■ **Data shown**:
____________
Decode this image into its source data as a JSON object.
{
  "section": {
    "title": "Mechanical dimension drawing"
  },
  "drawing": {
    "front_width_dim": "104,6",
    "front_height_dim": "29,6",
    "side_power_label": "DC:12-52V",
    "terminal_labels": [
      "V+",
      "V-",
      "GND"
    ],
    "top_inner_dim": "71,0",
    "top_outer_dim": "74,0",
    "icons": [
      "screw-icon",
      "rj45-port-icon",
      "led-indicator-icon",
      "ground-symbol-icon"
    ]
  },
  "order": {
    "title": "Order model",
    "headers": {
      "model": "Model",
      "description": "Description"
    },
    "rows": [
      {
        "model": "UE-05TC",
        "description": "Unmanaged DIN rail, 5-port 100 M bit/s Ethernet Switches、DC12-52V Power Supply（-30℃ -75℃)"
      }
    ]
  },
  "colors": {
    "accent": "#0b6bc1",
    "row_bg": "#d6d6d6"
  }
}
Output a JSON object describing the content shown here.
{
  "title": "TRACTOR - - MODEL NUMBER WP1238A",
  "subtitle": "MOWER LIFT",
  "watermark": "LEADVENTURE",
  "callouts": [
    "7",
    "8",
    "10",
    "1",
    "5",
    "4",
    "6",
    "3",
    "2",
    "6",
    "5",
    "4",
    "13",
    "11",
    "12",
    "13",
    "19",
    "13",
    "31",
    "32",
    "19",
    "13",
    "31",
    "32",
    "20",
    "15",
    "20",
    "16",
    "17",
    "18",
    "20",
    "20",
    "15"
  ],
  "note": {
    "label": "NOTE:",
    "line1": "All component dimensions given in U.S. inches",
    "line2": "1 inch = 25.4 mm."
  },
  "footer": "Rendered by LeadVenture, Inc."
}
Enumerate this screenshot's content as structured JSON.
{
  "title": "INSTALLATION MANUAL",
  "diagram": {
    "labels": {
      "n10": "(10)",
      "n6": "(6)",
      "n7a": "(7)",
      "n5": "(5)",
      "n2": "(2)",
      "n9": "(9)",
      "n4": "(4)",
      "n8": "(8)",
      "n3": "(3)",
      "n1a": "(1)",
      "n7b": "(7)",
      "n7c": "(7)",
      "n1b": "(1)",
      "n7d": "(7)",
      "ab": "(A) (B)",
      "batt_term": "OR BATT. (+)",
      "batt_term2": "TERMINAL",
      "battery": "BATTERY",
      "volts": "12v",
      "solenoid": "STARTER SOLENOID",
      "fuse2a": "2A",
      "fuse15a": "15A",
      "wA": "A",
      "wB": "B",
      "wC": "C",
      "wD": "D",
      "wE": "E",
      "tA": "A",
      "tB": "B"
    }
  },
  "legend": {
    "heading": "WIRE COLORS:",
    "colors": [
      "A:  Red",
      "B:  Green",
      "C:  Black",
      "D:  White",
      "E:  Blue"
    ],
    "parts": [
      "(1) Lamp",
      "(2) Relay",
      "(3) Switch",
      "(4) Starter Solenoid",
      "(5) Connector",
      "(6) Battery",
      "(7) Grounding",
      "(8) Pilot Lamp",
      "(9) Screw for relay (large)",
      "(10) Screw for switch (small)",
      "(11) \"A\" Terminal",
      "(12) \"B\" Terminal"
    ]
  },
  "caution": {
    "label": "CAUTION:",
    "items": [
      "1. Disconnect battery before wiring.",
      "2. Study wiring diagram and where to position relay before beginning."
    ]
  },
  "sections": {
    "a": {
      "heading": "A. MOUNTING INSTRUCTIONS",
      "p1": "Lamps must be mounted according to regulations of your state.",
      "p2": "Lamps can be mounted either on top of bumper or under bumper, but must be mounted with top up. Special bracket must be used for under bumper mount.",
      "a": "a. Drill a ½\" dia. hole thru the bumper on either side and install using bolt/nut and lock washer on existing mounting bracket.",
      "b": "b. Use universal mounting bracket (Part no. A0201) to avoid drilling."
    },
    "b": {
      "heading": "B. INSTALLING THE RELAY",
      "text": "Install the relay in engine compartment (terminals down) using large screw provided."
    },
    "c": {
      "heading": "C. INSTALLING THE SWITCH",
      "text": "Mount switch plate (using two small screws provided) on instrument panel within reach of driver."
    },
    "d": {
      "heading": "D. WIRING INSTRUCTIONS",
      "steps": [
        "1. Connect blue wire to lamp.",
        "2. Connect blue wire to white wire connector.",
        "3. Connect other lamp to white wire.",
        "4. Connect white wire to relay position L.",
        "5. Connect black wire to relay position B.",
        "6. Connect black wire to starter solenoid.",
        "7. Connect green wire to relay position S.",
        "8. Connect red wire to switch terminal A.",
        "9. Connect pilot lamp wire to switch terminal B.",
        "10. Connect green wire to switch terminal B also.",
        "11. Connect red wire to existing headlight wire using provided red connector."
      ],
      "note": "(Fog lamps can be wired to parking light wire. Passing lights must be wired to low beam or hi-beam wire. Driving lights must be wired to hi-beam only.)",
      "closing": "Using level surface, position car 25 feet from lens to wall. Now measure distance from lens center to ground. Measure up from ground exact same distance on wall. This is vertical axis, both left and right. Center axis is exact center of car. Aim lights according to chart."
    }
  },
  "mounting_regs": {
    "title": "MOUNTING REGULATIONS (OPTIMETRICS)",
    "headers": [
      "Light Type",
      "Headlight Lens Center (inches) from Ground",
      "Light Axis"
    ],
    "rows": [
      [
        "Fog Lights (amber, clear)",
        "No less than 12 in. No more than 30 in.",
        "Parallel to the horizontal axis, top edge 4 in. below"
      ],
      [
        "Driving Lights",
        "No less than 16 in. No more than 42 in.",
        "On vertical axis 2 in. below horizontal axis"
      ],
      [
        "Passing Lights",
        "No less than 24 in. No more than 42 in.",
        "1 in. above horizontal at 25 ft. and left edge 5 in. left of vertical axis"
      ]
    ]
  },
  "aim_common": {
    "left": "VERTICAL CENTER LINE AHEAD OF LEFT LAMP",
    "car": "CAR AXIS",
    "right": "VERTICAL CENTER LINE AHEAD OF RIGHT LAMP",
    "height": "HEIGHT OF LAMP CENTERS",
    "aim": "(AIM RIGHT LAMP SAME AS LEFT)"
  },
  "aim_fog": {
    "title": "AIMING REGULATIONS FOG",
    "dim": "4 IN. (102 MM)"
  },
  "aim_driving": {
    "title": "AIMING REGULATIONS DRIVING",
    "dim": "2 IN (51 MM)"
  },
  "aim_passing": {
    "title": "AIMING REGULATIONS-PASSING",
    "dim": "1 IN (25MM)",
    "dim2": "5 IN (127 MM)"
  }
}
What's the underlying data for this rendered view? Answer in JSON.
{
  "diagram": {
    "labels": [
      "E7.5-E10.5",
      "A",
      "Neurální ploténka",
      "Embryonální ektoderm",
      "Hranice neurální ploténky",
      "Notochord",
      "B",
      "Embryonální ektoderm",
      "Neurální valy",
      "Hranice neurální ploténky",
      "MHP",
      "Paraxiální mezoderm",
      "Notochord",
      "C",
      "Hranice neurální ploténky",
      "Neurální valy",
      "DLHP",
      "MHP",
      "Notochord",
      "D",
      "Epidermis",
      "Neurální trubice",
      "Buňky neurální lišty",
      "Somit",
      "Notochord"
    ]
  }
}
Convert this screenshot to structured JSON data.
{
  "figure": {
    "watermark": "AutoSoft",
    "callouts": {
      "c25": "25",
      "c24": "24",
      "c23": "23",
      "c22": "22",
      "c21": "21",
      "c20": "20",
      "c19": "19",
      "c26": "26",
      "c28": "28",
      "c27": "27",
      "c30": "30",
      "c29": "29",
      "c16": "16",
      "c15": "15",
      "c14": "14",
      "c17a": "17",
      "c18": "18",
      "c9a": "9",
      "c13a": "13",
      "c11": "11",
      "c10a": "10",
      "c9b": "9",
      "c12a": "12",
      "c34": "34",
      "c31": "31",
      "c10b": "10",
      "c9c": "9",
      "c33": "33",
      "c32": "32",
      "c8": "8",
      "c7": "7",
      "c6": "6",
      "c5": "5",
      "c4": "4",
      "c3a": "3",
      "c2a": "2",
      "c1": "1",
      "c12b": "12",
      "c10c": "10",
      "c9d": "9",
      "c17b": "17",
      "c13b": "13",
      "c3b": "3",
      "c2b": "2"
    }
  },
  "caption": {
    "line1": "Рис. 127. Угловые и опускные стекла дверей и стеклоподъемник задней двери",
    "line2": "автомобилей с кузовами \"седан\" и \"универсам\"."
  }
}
____________
■ **The problem**: Reproduce only the lines running from the one with "What's the underlying" through the final line of the listing above, both ends included.

■ **Answer for this exercise**:
What's the underlying data for this rendered view? Answer in JSON.
{
  "diagram": {
    "labels": [
      "E7.5-E10.5",
      "A",
      "Neurální ploténka",
      "Embryonální ektoderm",
      "Hranice neurální ploténky",
      "Notochord",
      "B",
      "Embryonální ektoderm",
      "Neurální valy",
      "Hranice neurální ploténky",
      "MHP",
      "Paraxiální mezoderm",
      "Notochord",
      "C",
      "Hranice neurální ploténky",
      "Neurální valy",
      "DLHP",
      "MHP",
      "Notochord",
      "D",
      "Epidermis",
      "Neurální trubice",
      "Buňky neurální lišty",
      "Somit",
      "Notochord"
    ]
  }
}
Convert this screenshot to structured JSON data.
{
  "figure": {
    "watermark": "AutoSoft",
    "callouts": {
      "c25": "25",
      "c24": "24",
      "c23": "23",
      "c22": "22",
      "c21": "21",
      "c20": "20",
      "c19": "19",
      "c26": "26",
      "c28": "28",
      "c27": "27",
      "c30": "30",
      "c29": "29",
      "c16": "16",
      "c15": "15",
      "c14": "14",
      "c17a": "17",
      "c18": "18",
      "c9a": "9",
      "c13a": "13",
      "c11": "11",
      "c10a": "10",
      "c9b": "9",
      "c12a": "12",
      "c34": "34",
      "c31": "31",
      "c10b": "10",
      "c9c": "9",
      "c33": "33",
      "c32": "32",
      "c8": "8",
      "c7": "7",
      "c6": "6",
      "c5": "5",
      "c4": "4",
      "c3a": "3",
      "c2a": "2",
      "c1": "1",
      "c12b": "12",
      "c10c": "10",
      "c9d": "9",
      "c17b": "17",
      "c13b": "13",
      "c3b": "3",
      "c2b": "2"
    }
  },
  "caption": {
    "line1": "Рис. 127. Угловые и опускные стекла дверей и стеклоподъемник задней двери",
    "line2": "автомобилей с кузовами \"седан\" и \"универсам\"."
  }
}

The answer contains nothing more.